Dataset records

begin

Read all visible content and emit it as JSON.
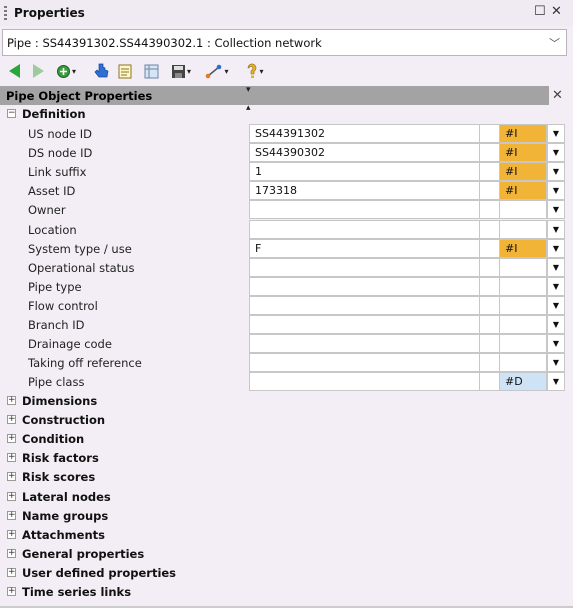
{
  "window": {
    "title": "Properties",
    "pin_glyph": "☐",
    "close_glyph": "✕"
  },
  "selector": {
    "value": "Pipe : SS44391302.SS44390302.1 : Collection network",
    "chevron": "﹀"
  },
  "toolbar": {
    "icons": [
      "back-icon",
      "forward-icon",
      "navigate-icon",
      "select-icon",
      "report-icon",
      "grid-icon",
      "save-icon",
      "network-link-icon",
      "help-icon"
    ]
  },
  "panel": {
    "header": "Pipe Object Properties",
    "close_glyph": "✕"
  },
  "definition": {
    "label": "Definition",
    "expander": "⊟",
    "rows": [
      {
        "label": "US node ID",
        "value": "SS44391302",
        "flag": "#I"
      },
      {
        "label": "DS node ID",
        "value": "SS44390302",
        "flag": "#I"
      },
      {
        "label": "Link suffix",
        "value": "1",
        "flag": "#I"
      },
      {
        "label": "Asset ID",
        "value": "173318",
        "flag": "#I"
      },
      {
        "label": "Owner",
        "value": "",
        "flag": ""
      },
      {
        "label": "Location",
        "value": "",
        "flag": ""
      },
      {
        "label": "System type / use",
        "value": "F",
        "flag": "#I"
      },
      {
        "label": "Operational status",
        "value": "",
        "flag": ""
      },
      {
        "label": "Pipe type",
        "value": "",
        "flag": ""
      },
      {
        "label": "Flow control",
        "value": "",
        "flag": ""
      },
      {
        "label": "Branch ID",
        "value": "",
        "flag": ""
      },
      {
        "label": "Drainage code",
        "value": "",
        "flag": ""
      },
      {
        "label": "Taking off reference",
        "value": "",
        "flag": ""
      },
      {
        "label": "Pipe class",
        "value": "",
        "flag": "#D"
      }
    ]
  },
  "groups": [
    "Dimensions",
    "Construction",
    "Condition",
    "Risk factors",
    "Risk scores",
    "Lateral nodes",
    "Name groups",
    "Attachments",
    "General properties",
    "User defined properties",
    "Time series links"
  ],
  "colors": {
    "flag_I": "#f2b437",
    "flag_D": "#cfe3f7",
    "header": "#a3a3a3"
  }
}
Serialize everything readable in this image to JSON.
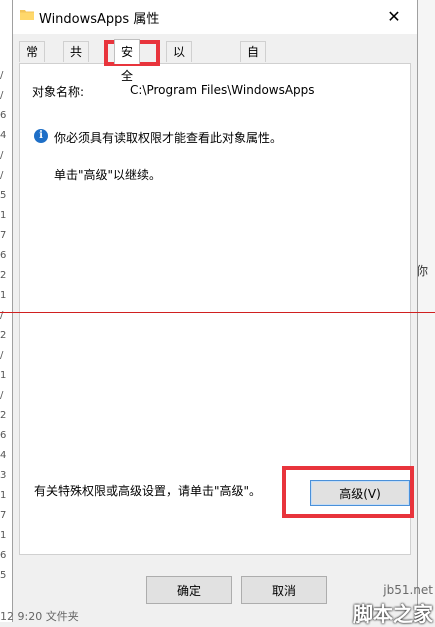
{
  "window": {
    "title": "WindowsApps 属性",
    "close_glyph": "✕"
  },
  "tabs": [
    {
      "label": "常规"
    },
    {
      "label": "共享"
    },
    {
      "label": "安全",
      "active": true
    },
    {
      "label": "以前的版本"
    },
    {
      "label": "自定义"
    }
  ],
  "security": {
    "object_name_label": "对象名称:",
    "object_name_value": "C:\\Program Files\\WindowsApps",
    "info_text": "你必须具有读取权限才能查看此对象属性。",
    "continue_text": "单击\"高级\"以继续。",
    "special_text": "有关特殊权限或高级设置，请单击\"高级\"。",
    "advanced_button": "高级(V)"
  },
  "footer": {
    "ok_label": "确定",
    "cancel_label": "取消"
  },
  "background": {
    "left_rows": [
      "/",
      "/",
      "6",
      "4",
      "/",
      "/",
      "5",
      "1",
      "7",
      "6",
      "2",
      "1",
      "/",
      "2",
      "/",
      "1",
      "/",
      "2",
      "6",
      "4",
      "3",
      "1",
      "7",
      "1",
      "6",
      "5"
    ],
    "status_left": "12 9:20   文件夹",
    "right_text": "你"
  },
  "watermark": {
    "site": "jb51.net",
    "name": "脚本之家"
  },
  "colors": {
    "highlight": "#e8343c",
    "info_icon": "#1e6fc7",
    "focus_border": "#4a90d9"
  }
}
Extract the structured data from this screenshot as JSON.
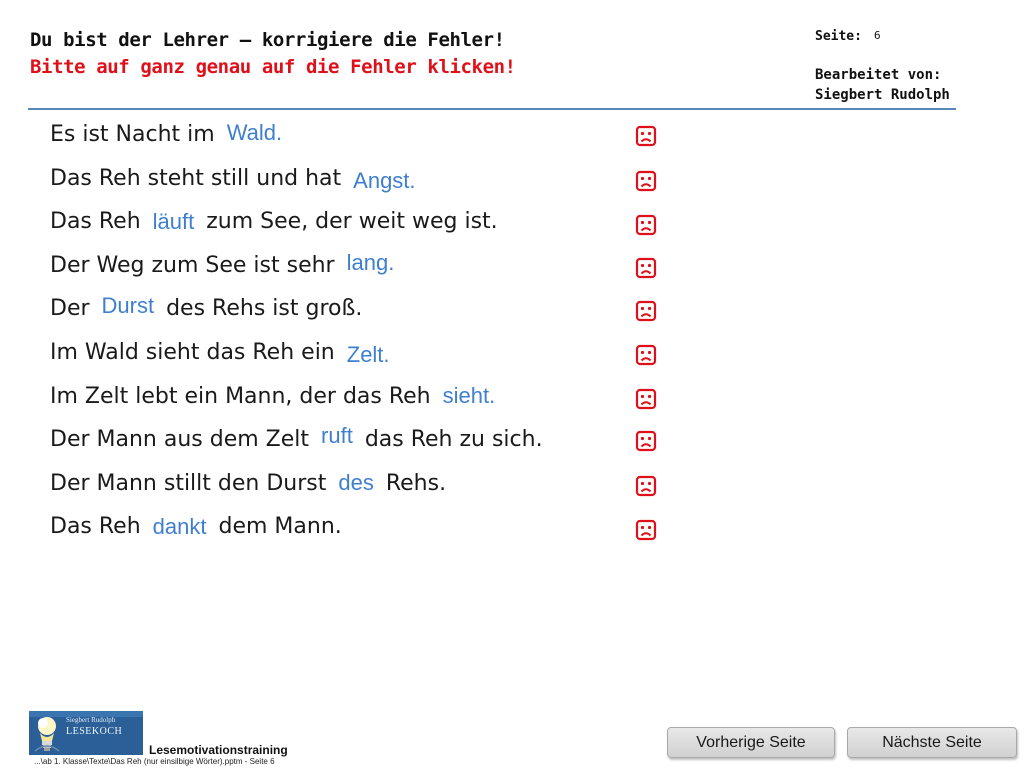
{
  "header": {
    "title": "Du bist der Lehrer – korrigiere die Fehler!",
    "subtitle": "Bitte auf ganz genau auf die Fehler klicken!",
    "page_label": "Seite:",
    "page_number": "6",
    "editor_label": "Bearbeitet von:",
    "editor_name": "Siegbert Rudolph"
  },
  "sentences": [
    {
      "before": "Es ist Nacht im",
      "word": "Wald.",
      "after": "",
      "mark": "sad-face-icon"
    },
    {
      "before": "Das Reh steht still und hat",
      "word": "Angst.",
      "after": "",
      "mark": "sad-face-icon"
    },
    {
      "before": "Das Reh",
      "word": "läuft",
      "after": "zum See, der weit weg ist.",
      "mark": "sad-face-icon"
    },
    {
      "before": "Der Weg zum See ist sehr",
      "word": "lang.",
      "after": "",
      "mark": "sad-face-icon"
    },
    {
      "before": "Der",
      "word": "Durst",
      "after": "des Rehs ist groß.",
      "mark": "sad-face-icon"
    },
    {
      "before": "Im Wald sieht das Reh ein",
      "word": "Zelt.",
      "after": "",
      "mark": "sad-face-icon"
    },
    {
      "before": "Im Zelt lebt ein Mann, der das Reh",
      "word": "sieht.",
      "after": "",
      "mark": "sad-face-icon"
    },
    {
      "before": "Der Mann aus dem Zelt",
      "word": "ruft",
      "after": "das Reh zu sich.",
      "mark": "sad-face-icon"
    },
    {
      "before": "Der Mann stillt den Durst",
      "word": "des",
      "after": "Rehs.",
      "mark": "sad-face-icon"
    },
    {
      "before": "Das Reh",
      "word": "dankt",
      "after": "dem Mann.",
      "mark": "sad-face-icon"
    }
  ],
  "footer": {
    "logo_small": "Siegbert Rudolph",
    "logo_big": "LESEKOCH",
    "title": "Lesemotivationstraining",
    "path": "...\\ab 1. Klasse\\Texte\\Das Reh (nur einsilbige Wörter).pptm - Seite 6",
    "prev_label": "Vorherige Seite",
    "next_label": "Nächste Seite"
  },
  "colors": {
    "title_red": "#e0101a",
    "word_blue": "#3f7fcf",
    "rule_blue": "#5b86b8",
    "smiley_red": "#e0101a",
    "logo_blue": "#2a5f97"
  }
}
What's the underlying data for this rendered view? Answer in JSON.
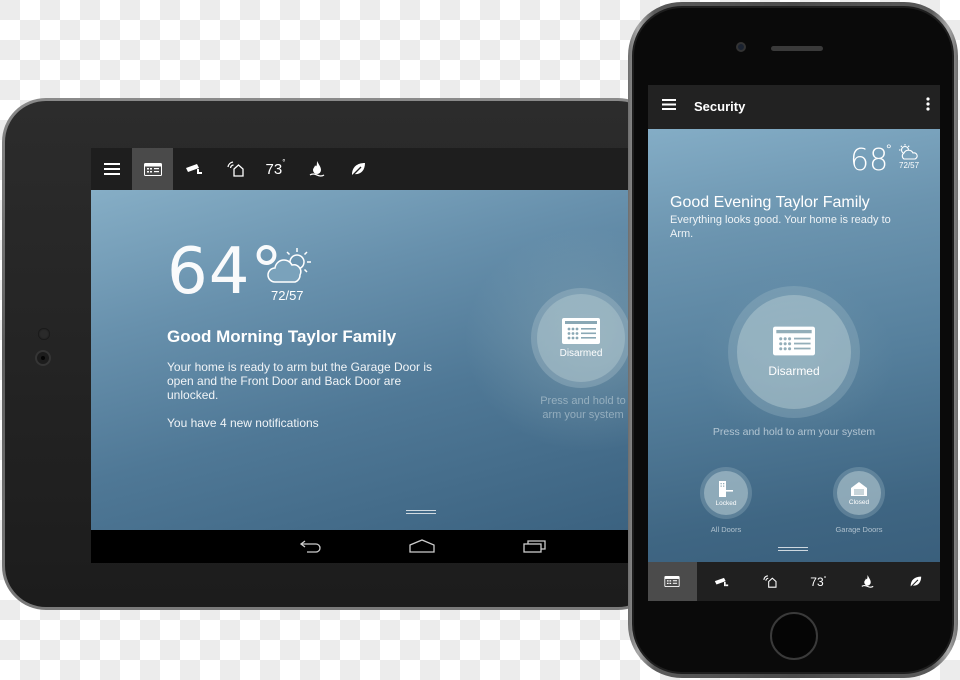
{
  "tablet": {
    "topbar": {
      "tabs": [
        {
          "icon": "hamburger-menu-icon",
          "active": false
        },
        {
          "icon": "keypad-security-icon",
          "active": true
        },
        {
          "icon": "security-camera-icon",
          "active": false
        },
        {
          "icon": "smart-home-icon",
          "active": false
        },
        {
          "icon": "thermostat-temp",
          "label": "73",
          "unit": "°",
          "active": false
        },
        {
          "icon": "water-fire-icon",
          "active": false
        },
        {
          "icon": "leaf-energy-icon",
          "active": false
        }
      ]
    },
    "weather": {
      "temperature": "64",
      "unit": "°",
      "condition_icon": "partly-cloudy-icon",
      "high_low": "72/57"
    },
    "greeting": "Good Morning Taylor Family",
    "message": "Your home is ready to arm but the Garage Door is open and the Front Door and Back Door are unlocked.",
    "notifications": "You have 4 new notifications",
    "arm_button": {
      "status": "Disarmed",
      "icon": "keypad-icon"
    },
    "arm_hint": "Press and hold to arm your system",
    "navbar": [
      "back-icon",
      "home-icon",
      "recent-apps-icon"
    ]
  },
  "phone": {
    "appbar": {
      "title": "Security",
      "menu_icon": "hamburger-menu-icon",
      "more_icon": "overflow-menu-icon"
    },
    "weather": {
      "temperature": "68",
      "unit": "°",
      "condition_icon": "partly-cloudy-icon",
      "high_low": "72/57"
    },
    "greeting": "Good Evening Taylor Family",
    "message": "Everything looks good. Your home is ready to Arm.",
    "arm_button": {
      "status": "Disarmed",
      "icon": "keypad-icon"
    },
    "arm_hint": "Press and hold to arm your system",
    "devices": [
      {
        "label": "All Doors",
        "state": "Locked",
        "icon": "door-lock-icon"
      },
      {
        "label": "Garage Doors",
        "state": "Closed",
        "icon": "garage-icon"
      }
    ],
    "tabbar": [
      {
        "icon": "keypad-security-icon",
        "active": true
      },
      {
        "icon": "security-camera-icon",
        "active": false
      },
      {
        "icon": "smart-home-icon",
        "active": false
      },
      {
        "icon": "thermostat-temp",
        "label": "73",
        "unit": "°",
        "active": false
      },
      {
        "icon": "water-fire-icon",
        "active": false
      },
      {
        "icon": "leaf-energy-icon",
        "active": false
      }
    ]
  }
}
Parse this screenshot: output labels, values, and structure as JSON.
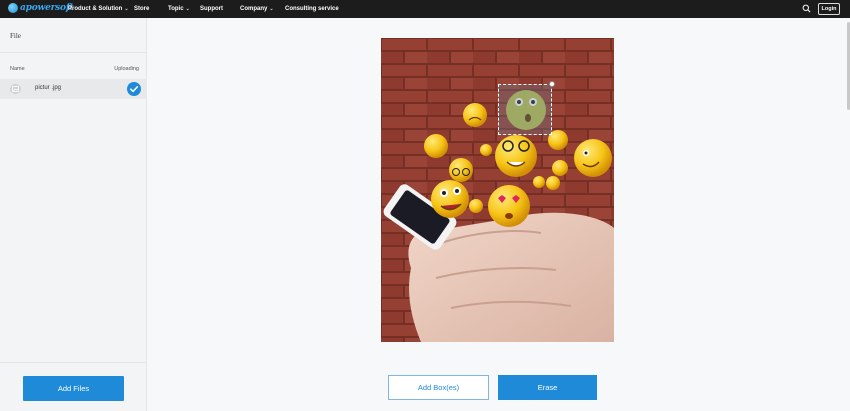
{
  "header": {
    "logo_text": "apowersoft",
    "nav": [
      {
        "label": "Product & Solution",
        "dropdown": true
      },
      {
        "label": "Store",
        "dropdown": false
      },
      {
        "label": "Topic",
        "dropdown": true
      },
      {
        "label": "Support",
        "dropdown": false
      },
      {
        "label": "Company",
        "dropdown": true
      },
      {
        "label": "Consulting service",
        "dropdown": false
      }
    ],
    "search_icon": "search-icon",
    "login_label": "Login"
  },
  "sidebar": {
    "title": "File",
    "col_name": "Name",
    "col_status": "Uploading",
    "files": [
      {
        "name": "pictur   .jpg",
        "status": "done",
        "icon": "image-icon"
      }
    ],
    "add_files_label": "Add Files"
  },
  "editor": {
    "image_description_icon": "photo-canvas",
    "selection_box_count": 1
  },
  "actions": {
    "add_boxes_label": "Add Box(es)",
    "erase_label": "Erase"
  },
  "colors": {
    "topbar": "#1c1c1c",
    "accent": "#1e8ad8",
    "sidebar_bg": "#f3f4f6"
  }
}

end

GIVEN REQUEST: How many lines of the entries above hold the string "Durst"? Reply with the number alone.

SOLUTION: 2